### REQUEST
Retype the material below. Keep every word exactly as it is.

### SUPPLIED RECORDS
-*-

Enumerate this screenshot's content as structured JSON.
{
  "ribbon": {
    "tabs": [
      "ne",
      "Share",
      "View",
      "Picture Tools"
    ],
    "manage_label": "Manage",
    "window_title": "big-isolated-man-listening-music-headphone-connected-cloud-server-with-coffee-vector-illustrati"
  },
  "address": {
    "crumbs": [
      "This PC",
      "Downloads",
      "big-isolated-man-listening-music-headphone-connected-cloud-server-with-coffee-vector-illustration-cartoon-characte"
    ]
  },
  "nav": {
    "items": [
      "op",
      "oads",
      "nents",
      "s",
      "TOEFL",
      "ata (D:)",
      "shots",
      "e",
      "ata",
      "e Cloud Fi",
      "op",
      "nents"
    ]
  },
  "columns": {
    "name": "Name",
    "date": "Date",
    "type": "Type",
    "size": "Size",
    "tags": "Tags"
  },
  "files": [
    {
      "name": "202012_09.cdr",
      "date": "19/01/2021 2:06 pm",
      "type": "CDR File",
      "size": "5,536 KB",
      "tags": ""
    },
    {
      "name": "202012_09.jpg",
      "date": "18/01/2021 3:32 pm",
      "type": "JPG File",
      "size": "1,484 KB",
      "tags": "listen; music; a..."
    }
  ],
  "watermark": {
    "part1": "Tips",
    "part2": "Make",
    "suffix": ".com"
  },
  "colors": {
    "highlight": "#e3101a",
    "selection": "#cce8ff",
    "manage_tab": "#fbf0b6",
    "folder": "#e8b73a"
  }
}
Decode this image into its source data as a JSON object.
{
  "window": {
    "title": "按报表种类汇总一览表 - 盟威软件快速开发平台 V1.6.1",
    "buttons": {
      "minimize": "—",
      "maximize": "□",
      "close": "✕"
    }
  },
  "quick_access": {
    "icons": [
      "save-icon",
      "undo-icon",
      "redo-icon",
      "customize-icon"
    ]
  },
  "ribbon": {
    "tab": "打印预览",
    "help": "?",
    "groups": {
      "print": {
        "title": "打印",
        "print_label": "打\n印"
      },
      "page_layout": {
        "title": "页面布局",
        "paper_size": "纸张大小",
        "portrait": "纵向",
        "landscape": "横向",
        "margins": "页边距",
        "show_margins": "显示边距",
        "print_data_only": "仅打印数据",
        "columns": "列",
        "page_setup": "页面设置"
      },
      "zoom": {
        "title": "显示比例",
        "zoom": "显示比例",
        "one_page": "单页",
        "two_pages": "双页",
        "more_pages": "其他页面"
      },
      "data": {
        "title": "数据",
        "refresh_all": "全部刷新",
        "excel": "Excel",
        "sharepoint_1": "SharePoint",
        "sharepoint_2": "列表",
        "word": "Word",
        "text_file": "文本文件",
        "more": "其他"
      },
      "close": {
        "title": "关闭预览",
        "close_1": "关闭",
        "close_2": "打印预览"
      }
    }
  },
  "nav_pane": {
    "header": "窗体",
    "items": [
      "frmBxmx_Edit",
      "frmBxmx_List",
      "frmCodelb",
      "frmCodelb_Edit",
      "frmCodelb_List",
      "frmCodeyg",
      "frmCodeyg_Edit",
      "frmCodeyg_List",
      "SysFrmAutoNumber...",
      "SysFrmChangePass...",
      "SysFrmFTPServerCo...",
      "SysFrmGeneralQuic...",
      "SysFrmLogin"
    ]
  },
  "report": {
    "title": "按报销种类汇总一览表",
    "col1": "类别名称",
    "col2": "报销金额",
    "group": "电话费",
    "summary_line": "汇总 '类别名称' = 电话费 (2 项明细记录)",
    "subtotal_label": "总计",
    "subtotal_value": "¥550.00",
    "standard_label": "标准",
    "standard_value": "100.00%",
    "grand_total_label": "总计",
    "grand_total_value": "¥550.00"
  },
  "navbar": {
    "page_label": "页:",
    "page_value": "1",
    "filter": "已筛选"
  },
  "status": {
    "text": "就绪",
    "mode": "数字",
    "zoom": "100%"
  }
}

-*-

### SOLVED PROBLEM
Enumerate this screenshot's content as structured JSON.
{
  "ribbon": {
    "tabs": [
      "ne",
      "Share",
      "View",
      "Picture Tools"
    ],
    "manage_label": "Manage",
    "window_title": "big-isolated-man-listening-music-headphone-connected-cloud-server-with-coffee-vector-illustrati"
  },
  "address": {
    "crumbs": [
      "This PC",
      "Downloads",
      "big-isolated-man-listening-music-headphone-connected-cloud-server-with-coffee-vector-illustration-cartoon-characte"
    ]
  },
  "nav": {
    "items": [
      "op",
      "oads",
      "nents",
      "s",
      "TOEFL",
      "ata (D:)",
      "shots",
      "e",
      "ata",
      "e Cloud Fi",
      "op",
      "nents"
    ]
  },
  "columns": {
    "name": "Name",
    "date": "Date",
    "type": "Type",
    "size": "Size",
    "tags": "Tags"
  },
  "files": [
    {
      "name": "202012_09.cdr",
      "date": "19/01/2021 2:06 pm",
      "type": "CDR File",
      "size": "5,536 KB",
      "tags": ""
    },
    {
      "name": "202012_09.jpg",
      "date": "18/01/2021 3:32 pm",
      "type": "JPG File",
      "size": "1,484 KB",
      "tags": "listen; music; a..."
    }
  ],
  "watermark": {
    "part1": "Tips",
    "part2": "Make",
    "suffix": ".com"
  },
  "colors": {
    "highlight": "#e3101a",
    "selection": "#cce8ff",
    "manage_tab": "#fbf0b6",
    "folder": "#e8b73a"
  }
}
Decode this image into its source data as a JSON object.
{
  "window": {
    "title": "按报表种类汇总一览表 - 盟威软件快速开发平台 V1.6.1",
    "buttons": {
      "minimize": "—",
      "maximize": "□",
      "close": "✕"
    }
  },
  "quick_access": {
    "icons": [
      "save-icon",
      "undo-icon",
      "redo-icon",
      "customize-icon"
    ]
  },
  "ribbon": {
    "tab": "打印预览",
    "help": "?",
    "groups": {
      "print": {
        "title": "打印",
        "print_label": "打\n印"
      },
      "page_layout": {
        "title": "页面布局",
        "paper_size": "纸张大小",
        "portrait": "纵向",
        "landscape": "横向",
        "margins": "页边距",
        "show_margins": "显示边距",
        "print_data_only": "仅打印数据",
        "columns": "列",
        "page_setup": "页面设置"
      },
      "zoom": {
        "title": "显示比例",
        "zoom": "显示比例",
        "one_page": "单页",
        "two_pages": "双页",
        "more_pages": "其他页面"
      },
      "data": {
        "title": "数据",
        "refresh_all": "全部刷新",
        "excel": "Excel",
        "sharepoint_1": "SharePoint",
        "sharepoint_2": "列表",
        "word": "Word",
        "text_file": "文本文件",
        "more": "其他"
      },
      "close": {
        "title": "关闭预览",
        "close_1": "关闭",
        "close_2": "打印预览"
      }
    }
  },
  "nav_pane": {
    "header": "窗体",
    "items": [
      "frmBxmx_Edit",
      "frmBxmx_List",
      "frmCodelb",
      "frmCodelb_Edit",
      "frmCodelb_List",
      "frmCodeyg",
      "frmCodeyg_Edit",
      "frmCodeyg_List",
      "SysFrmAutoNumber...",
      "SysFrmChangePass...",
      "SysFrmFTPServerCo...",
      "SysFrmGeneralQuic...",
      "SysFrmLogin"
    ]
  },
  "report": {
    "title": "按报销种类汇总一览表",
    "col1": "类别名称",
    "col2": "报销金额",
    "group": "电话费",
    "summary_line": "汇总 '类别名称' = 电话费 (2 项明细记录)",
    "subtotal_label": "总计",
    "subtotal_value": "¥550.00",
    "standard_label": "标准",
    "standard_value": "100.00%",
    "grand_total_label": "总计",
    "grand_total_value": "¥550.00"
  },
  "navbar": {
    "page_label": "页:",
    "page_value": "1",
    "filter": "已筛选"
  },
  "status": {
    "text": "就绪",
    "mode": "数字",
    "zoom": "100%"
  }
}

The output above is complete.